To gauge different responses to angling pressure between heavily fished and relatively untouched populations, biologists measured the catch rates and various behaviors of brown trout in two backcountry New Zealand rivers.
The Ugly River is a wilderness stream accessible only by hiking 10 hours through untracked and difficult terrain. The second site was the Owen River, which is easily accessed by road and has high fishing pressure for a backcountry river. Both are 50 to 100 feet wide, provide the same habitat, and have similar densities and size structures of brown trout.
Let’s Go Fishing
Teams of guides and experienced fly anglers methodically fished similar stretches of each river on four three-day trips. In 12 days, 157 browns were caught on the Ugly River, 51 on the Owen. The fish represented 43 percent of the Ugly River’s estimated population of browns and 11 percent of the Owen’s population. Fish in both rivers averaged about 3.8 pounds.
Both the number of trout seen and hooked declined on successive days of each three-day trip on the Ugly, presumably because fishing pressure pushed the browns tight into cover. Researchers allowed two to four weeks to elapse between each three-day fishing trip, and noted that trout sightings and catches returned to high levels on the first day of each trip. In other words, fish responded to angling immediately, but the effects on trout behavior disappeared after two weeks.
On the more pressured Owen River, the numbers of fish seen and hooked were much lower on the first day and did not change during successive days of each trip.
Also, the trout in the Ugly River were less likely to be spooked, more likely to be caught on the first cast, and overall required fewer presentations. Fish in the Owen that did not spook were more likely to remain at their feeding station while anglers cast to them.
What It Means
Relatively unfished brown trout are less angler-shy and more vulnerable to capture. But the “virgin waters” effect is short-lived. As was apparent in the Ugly River, a single capture drastically changes a fish’s behavior.
Whether this response is learned or has a physiological basis—such as elevated levels of stress hormones or the depletion of energy reserves after capture—is not easily determined, but the effect lasts several days.
There was also a “chronic” effect of fishing in the Owen’s browns. The trout were less visible and less catchable. And, while fish occupying visible feeding stations were less likely to spook, they were also less likely to take a fly.
Do these findings apply only to brown trout in New Zealand streams? I doubt it. Fish in small, clear streams are highly vulnerable, but dozens of anglers fishing even a large lake or reservoir day after day can “educate” a lot of fish.
I commonly hear fisheries management colleagues who try to maintain large populations of quality fish lament the effect of “increasingly skilled anglers” and how technology has raised angler efficiency. There is little doubt that angler skill and efficiency is increasing, but we may be wrong in assuming that the fish don’t change, too.

____

| Activities |
**A)** Update the trout study text, starting with "What It Means" and going on through "a fish’s behavior.", with "short-lived" changed to "brief".
**B)** According to the trout study text, how many hours of hiking does it take to reach the Ugly River?

____

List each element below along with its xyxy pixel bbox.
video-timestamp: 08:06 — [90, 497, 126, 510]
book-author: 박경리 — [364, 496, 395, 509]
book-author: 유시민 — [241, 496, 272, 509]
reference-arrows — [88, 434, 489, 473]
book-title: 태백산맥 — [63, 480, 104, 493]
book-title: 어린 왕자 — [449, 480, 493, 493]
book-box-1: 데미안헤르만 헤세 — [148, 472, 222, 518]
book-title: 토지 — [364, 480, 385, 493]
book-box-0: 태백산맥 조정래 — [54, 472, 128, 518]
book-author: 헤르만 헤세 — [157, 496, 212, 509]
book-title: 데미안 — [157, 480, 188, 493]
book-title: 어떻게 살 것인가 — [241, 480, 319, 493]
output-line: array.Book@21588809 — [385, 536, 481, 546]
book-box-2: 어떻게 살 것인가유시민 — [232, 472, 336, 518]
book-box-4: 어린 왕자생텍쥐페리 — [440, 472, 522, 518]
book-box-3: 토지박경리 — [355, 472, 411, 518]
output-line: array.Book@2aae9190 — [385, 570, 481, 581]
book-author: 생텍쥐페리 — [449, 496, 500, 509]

____

| Written answers |
**A)**
What It Means
Relatively unfished brown trout are less angler-shy and more vulnerable to capture. But the “virgin waters” effect is brief. As was apparent in the Ugly River, a single capture drastically changes a fish’s behavior.

**B)** 10 hours